> _Short problem_
Write out the records as a numbered list, from the beginning through the line containing "The grounding contact 8 is at (810, 313).", skipping blank lines and leaving out the pictures.

A run of records
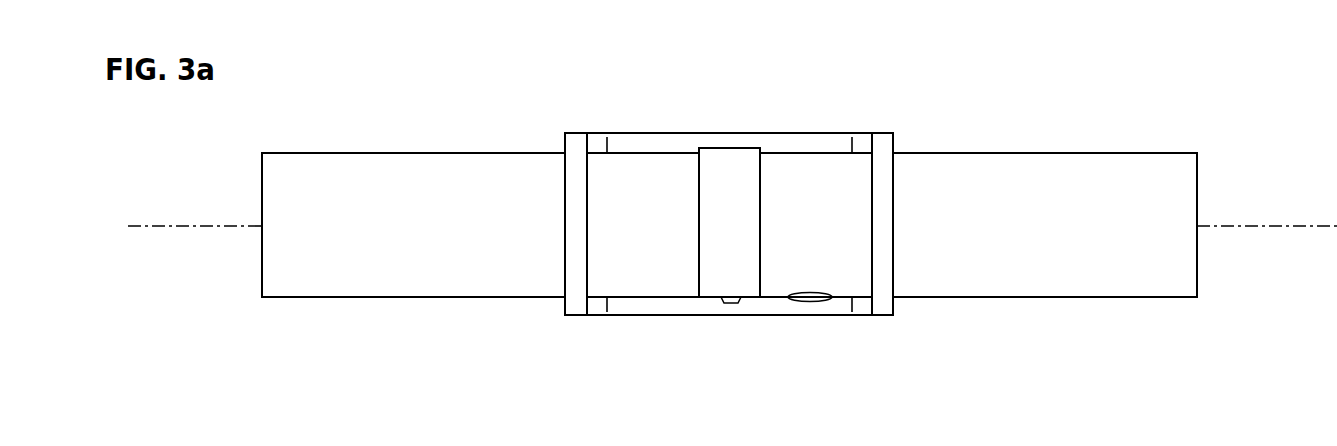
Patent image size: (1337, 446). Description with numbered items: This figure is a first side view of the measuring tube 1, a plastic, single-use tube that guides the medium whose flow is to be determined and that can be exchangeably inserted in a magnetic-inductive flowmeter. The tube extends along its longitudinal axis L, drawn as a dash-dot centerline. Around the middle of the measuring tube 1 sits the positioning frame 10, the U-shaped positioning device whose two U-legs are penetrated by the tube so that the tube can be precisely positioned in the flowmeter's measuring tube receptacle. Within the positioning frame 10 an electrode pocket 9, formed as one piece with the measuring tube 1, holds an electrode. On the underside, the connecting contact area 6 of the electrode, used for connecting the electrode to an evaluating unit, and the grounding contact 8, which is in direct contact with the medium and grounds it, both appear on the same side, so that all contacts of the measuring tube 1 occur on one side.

The measuring tube 1 is at (1209, 91).
The positioning frame 10 is at (642, 142).
The electrode pocket 9 is at (748, 187).
The connecting contact area 6 is at (730, 313).
The grounding contact 8 is at (810, 313).
The longitudinal axis L is at (1276, 226).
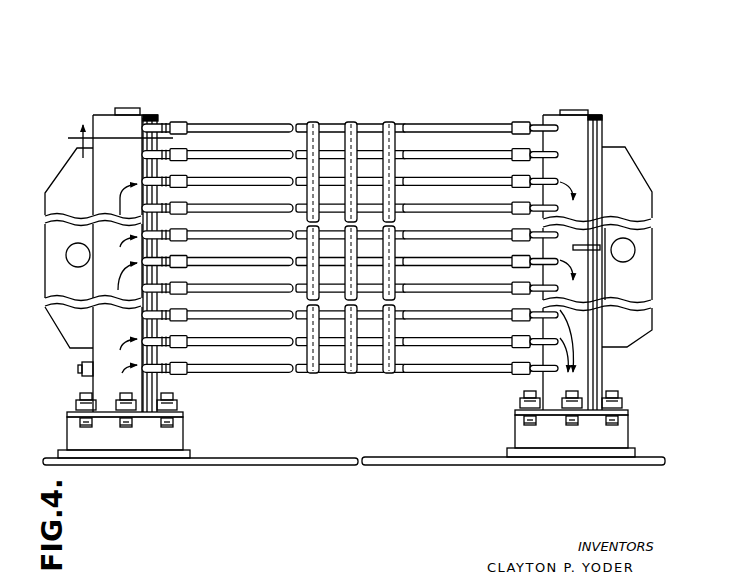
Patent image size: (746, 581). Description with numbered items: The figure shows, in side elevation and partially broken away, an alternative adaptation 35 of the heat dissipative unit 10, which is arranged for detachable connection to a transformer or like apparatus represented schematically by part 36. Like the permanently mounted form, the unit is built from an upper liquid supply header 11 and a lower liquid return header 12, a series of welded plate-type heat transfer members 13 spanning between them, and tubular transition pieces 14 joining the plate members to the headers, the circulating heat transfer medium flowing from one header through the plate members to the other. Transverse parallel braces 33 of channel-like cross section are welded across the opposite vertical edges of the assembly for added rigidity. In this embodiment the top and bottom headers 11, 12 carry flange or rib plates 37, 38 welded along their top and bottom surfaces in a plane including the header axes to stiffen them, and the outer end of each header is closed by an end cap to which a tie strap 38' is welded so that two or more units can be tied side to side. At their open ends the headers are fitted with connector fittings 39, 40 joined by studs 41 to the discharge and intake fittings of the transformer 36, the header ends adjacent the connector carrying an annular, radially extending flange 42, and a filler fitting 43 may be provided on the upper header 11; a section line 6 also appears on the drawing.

The section line 6- 6 is at (120, 141).
The unit 10 is at (350, 232).
The upper liquid supply header 11 is at (116, 128).
The lower liquid return header 12 is at (580, 130).
The plate-type heat transfer members 13 is at (222, 178).
The tubular transition pieces 14 is at (143, 163).
The transverse parallel braces 33 is at (349, 232).
The alternative unit adaptation 35 is at (311, 112).
The transformer 36 is at (297, 457).
The flange or rib plate 37 is at (66, 188).
The flange or rib plate 38 is at (598, 232).
The tie strap 38' is at (346, 88).
The connector fitting 39 is at (184, 432).
The connector fitting 40 is at (517, 440).
The studs 41 is at (177, 395).
The annular radially extending flange 42 is at (67, 412).
The filler fitting 43 is at (82, 362).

> _Completed task_
1. Patent image size: (1337, 446). Description with numbered items: This figure is a first side view of the measuring tube 1, a plastic, single-use tube that guides the medium whose flow is to be determined and that can be exchangeably inserted in a magnetic-inductive flowmeter. The tube extends along its longitudinal axis L, drawn as a dash-dot centerline. Around the middle of the measuring tube 1 sits the positioning frame 10, the U-shaped positioning device whose two U-legs are penetrated by the tube so that the tube can be precisely positioned in the flowmeter's measuring tube receptacle. Within the positioning frame 10 an electrode pocket 9, formed as one piece with the measuring tube 1, holds an electrode. On the underside, the connecting contact area 6 of the electrode, used for connecting the electrode to an evaluating unit, and the grounding contact 8, which is in direct contact with the medium and grounds it, both appear on the same side, so that all contacts of the measuring tube 1 occur on one side.
2. The measuring tube 1 is at (1209, 91).
3. The positioning frame 10 is at (642, 142).
4. The electrode pocket 9 is at (748, 187).
5. The connecting contact area 6 is at (730, 313).
6. The grounding contact 8 is at (810, 313).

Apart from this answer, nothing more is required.